(Dataset items)
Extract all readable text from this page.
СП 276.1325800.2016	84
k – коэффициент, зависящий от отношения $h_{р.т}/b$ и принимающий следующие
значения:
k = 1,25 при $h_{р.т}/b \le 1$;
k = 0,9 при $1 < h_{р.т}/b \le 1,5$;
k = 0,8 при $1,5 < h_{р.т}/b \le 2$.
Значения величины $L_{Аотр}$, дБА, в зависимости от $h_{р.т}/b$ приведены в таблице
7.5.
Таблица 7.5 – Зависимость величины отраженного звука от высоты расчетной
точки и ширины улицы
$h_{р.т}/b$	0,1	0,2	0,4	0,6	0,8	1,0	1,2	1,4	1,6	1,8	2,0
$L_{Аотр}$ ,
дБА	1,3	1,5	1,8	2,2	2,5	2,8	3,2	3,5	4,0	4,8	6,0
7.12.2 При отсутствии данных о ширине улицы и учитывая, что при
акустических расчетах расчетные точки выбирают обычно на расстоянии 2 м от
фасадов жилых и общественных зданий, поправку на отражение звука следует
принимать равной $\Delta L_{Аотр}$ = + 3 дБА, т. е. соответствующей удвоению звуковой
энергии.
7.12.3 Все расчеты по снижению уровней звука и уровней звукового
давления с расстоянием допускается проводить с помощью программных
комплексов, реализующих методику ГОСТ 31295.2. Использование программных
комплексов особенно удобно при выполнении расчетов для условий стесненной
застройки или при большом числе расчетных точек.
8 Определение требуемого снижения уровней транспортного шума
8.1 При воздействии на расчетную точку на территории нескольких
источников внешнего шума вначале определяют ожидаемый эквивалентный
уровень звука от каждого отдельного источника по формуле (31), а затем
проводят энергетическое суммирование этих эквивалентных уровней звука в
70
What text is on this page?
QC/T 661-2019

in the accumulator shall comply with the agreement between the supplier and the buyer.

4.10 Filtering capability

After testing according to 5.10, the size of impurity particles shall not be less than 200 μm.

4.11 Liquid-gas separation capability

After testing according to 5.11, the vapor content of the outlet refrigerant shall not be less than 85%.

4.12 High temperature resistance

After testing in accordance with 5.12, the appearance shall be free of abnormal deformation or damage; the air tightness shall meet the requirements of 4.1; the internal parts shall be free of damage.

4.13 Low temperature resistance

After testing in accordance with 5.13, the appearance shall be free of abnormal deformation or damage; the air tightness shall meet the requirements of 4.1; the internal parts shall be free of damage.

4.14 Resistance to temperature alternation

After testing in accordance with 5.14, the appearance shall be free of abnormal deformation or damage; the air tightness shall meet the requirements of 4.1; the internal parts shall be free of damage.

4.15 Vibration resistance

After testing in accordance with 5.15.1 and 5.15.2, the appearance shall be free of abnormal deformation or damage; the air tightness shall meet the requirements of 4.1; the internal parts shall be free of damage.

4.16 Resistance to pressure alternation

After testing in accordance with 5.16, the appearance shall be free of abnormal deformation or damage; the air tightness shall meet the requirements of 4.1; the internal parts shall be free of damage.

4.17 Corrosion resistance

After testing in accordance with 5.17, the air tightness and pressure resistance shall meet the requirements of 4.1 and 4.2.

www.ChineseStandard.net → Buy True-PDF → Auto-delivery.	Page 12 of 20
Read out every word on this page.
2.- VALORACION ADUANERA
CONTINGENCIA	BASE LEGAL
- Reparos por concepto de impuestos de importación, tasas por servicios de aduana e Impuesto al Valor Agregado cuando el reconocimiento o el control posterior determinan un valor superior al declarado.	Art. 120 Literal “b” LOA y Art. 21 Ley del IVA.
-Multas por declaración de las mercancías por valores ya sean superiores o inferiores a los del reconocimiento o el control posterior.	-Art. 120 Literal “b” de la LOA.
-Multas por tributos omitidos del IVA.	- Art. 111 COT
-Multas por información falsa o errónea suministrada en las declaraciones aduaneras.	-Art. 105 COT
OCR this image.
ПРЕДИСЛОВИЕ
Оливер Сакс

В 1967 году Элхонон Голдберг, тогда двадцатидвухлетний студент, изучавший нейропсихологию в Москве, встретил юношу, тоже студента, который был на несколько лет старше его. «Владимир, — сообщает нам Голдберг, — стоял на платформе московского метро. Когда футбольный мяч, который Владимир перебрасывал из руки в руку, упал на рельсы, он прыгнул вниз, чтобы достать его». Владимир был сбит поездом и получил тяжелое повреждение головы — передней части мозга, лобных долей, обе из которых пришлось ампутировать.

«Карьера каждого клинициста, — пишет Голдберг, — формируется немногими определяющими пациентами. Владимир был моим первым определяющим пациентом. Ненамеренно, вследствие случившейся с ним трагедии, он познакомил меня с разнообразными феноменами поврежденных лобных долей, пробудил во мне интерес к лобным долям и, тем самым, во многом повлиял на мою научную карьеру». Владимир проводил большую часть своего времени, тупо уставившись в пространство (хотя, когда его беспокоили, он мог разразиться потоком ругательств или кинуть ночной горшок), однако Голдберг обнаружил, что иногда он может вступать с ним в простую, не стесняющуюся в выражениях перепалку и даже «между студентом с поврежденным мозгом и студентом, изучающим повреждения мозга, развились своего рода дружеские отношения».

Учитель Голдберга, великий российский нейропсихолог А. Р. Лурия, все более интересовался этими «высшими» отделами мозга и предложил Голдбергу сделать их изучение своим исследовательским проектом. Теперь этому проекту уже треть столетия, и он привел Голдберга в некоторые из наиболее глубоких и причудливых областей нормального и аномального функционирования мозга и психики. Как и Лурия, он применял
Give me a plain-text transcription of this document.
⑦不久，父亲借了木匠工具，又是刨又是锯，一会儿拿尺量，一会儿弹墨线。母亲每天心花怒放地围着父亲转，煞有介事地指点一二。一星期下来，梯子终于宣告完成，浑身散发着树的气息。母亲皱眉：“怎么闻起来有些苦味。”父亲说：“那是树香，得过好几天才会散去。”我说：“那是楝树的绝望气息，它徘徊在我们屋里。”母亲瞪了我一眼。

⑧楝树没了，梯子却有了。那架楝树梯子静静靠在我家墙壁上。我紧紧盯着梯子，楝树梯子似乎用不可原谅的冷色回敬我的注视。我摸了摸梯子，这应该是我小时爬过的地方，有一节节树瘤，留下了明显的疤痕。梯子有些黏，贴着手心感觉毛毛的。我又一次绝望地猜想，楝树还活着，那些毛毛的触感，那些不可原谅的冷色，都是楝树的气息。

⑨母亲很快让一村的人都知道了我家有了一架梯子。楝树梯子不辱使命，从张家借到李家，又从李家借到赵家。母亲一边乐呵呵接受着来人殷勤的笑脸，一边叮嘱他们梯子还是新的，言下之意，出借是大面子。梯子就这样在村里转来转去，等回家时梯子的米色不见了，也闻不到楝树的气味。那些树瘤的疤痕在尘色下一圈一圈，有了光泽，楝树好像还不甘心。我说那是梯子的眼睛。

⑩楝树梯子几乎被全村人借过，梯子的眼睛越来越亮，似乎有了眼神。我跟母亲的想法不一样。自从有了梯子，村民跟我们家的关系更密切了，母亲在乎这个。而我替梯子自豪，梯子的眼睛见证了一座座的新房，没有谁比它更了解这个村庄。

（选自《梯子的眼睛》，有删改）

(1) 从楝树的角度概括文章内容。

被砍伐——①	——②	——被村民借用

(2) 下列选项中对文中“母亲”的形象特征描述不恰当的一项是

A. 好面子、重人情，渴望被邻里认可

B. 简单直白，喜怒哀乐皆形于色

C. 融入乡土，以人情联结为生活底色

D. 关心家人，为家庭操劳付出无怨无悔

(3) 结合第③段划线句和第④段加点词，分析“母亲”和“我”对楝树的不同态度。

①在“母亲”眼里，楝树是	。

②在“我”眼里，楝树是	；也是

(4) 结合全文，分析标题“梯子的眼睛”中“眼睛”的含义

### EXERCISE DIRECTIONS
Find all lines with "less" in them and copy each one.

### SOLVED EXERCISE
After testing according to 5.10, the size of impurity particles shall not be less than 200 μm.
After testing according to 5.11, the vapor content of the outlet refrigerant shall not be less than 85%.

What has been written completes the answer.